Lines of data
====

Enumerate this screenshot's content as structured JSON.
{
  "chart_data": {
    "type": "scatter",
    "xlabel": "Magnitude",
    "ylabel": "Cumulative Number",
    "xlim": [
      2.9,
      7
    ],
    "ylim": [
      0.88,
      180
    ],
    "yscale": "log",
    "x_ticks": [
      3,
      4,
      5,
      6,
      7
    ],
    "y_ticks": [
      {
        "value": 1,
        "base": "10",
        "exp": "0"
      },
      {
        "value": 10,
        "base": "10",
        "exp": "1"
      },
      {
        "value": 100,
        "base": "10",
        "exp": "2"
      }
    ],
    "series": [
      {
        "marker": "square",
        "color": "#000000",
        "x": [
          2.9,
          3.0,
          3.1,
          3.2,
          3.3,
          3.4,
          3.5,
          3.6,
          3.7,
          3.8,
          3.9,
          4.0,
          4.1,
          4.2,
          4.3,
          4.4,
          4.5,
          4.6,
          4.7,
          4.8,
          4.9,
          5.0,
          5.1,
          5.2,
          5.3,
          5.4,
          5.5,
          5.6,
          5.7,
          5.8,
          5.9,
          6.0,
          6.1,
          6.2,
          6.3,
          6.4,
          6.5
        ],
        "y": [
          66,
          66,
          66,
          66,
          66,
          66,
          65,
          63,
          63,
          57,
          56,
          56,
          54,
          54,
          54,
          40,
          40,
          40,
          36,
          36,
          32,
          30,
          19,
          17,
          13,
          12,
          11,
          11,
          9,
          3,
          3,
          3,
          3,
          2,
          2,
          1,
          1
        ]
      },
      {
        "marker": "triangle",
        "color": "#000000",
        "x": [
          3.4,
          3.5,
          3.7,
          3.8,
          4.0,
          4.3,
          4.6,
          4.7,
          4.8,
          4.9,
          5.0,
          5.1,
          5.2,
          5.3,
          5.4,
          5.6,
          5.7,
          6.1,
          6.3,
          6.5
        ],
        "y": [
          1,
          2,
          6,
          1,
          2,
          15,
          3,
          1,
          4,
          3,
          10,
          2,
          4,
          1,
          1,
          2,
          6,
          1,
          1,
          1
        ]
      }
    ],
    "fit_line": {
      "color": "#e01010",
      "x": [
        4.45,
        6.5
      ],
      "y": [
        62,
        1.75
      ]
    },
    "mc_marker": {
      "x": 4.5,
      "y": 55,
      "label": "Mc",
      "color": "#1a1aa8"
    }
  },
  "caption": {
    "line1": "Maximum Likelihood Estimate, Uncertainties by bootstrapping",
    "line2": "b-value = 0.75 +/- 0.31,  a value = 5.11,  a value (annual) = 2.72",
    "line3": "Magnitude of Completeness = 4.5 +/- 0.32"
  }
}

====

§ What is asked: Transcribe each record exactly. Leave nothing out.

§ Result of the exercise:
Enumerate this screenshot's content as structured JSON.
{
  "chart_data": {
    "type": "scatter",
    "xlabel": "Magnitude",
    "ylabel": "Cumulative Number",
    "xlim": [
      2.9,
      7
    ],
    "ylim": [
      0.88,
      180
    ],
    "yscale": "log",
    "x_ticks": [
      3,
      4,
      5,
      6,
      7
    ],
    "y_ticks": [
      {
        "value": 1,
        "base": "10",
        "exp": "0"
      },
      {
        "value": 10,
        "base": "10",
        "exp": "1"
      },
      {
        "value": 100,
        "base": "10",
        "exp": "2"
      }
    ],
    "series": [
      {
        "marker": "square",
        "color": "#000000",
        "x": [
          2.9,
          3.0,
          3.1,
          3.2,
          3.3,
          3.4,
          3.5,
          3.6,
          3.7,
          3.8,
          3.9,
          4.0,
          4.1,
          4.2,
          4.3,
          4.4,
          4.5,
          4.6,
          4.7,
          4.8,
          4.9,
          5.0,
          5.1,
          5.2,
          5.3,
          5.4,
          5.5,
          5.6,
          5.7,
          5.8,
          5.9,
          6.0,
          6.1,
          6.2,
          6.3,
          6.4,
          6.5
        ],
        "y": [
          66,
          66,
          66,
          66,
          66,
          66,
          65,
          63,
          63,
          57,
          56,
          56,
          54,
          54,
          54,
          40,
          40,
          40,
          36,
          36,
          32,
          30,
          19,
          17,
          13,
          12,
          11,
          11,
          9,
          3,
          3,
          3,
          3,
          2,
          2,
          1,
          1
        ]
      },
      {
        "marker": "triangle",
        "color": "#000000",
        "x": [
          3.4,
          3.5,
          3.7,
          3.8,
          4.0,
          4.3,
          4.6,
          4.7,
          4.8,
          4.9,
          5.0,
          5.1,
          5.2,
          5.3,
          5.4,
          5.6,
          5.7,
          6.1,
          6.3,
          6.5
        ],
        "y": [
          1,
          2,
          6,
          1,
          2,
          15,
          3,
          1,
          4,
          3,
          10,
          2,
          4,
          1,
          1,
          2,
          6,
          1,
          1,
          1
        ]
      }
    ],
    "fit_line": {
      "color": "#e01010",
      "x": [
        4.45,
        6.5
      ],
      "y": [
        62,
        1.75
      ]
    },
    "mc_marker": {
      "x": 4.5,
      "y": 55,
      "label": "Mc",
      "color": "#1a1aa8"
    }
  },
  "caption": {
    "line1": "Maximum Likelihood Estimate, Uncertainties by bootstrapping",
    "line2": "b-value = 0.75 +/- 0.31,  a value = 5.11,  a value (annual) = 2.72",
    "line3": "Magnitude of Completeness = 4.5 +/- 0.32"
  }
}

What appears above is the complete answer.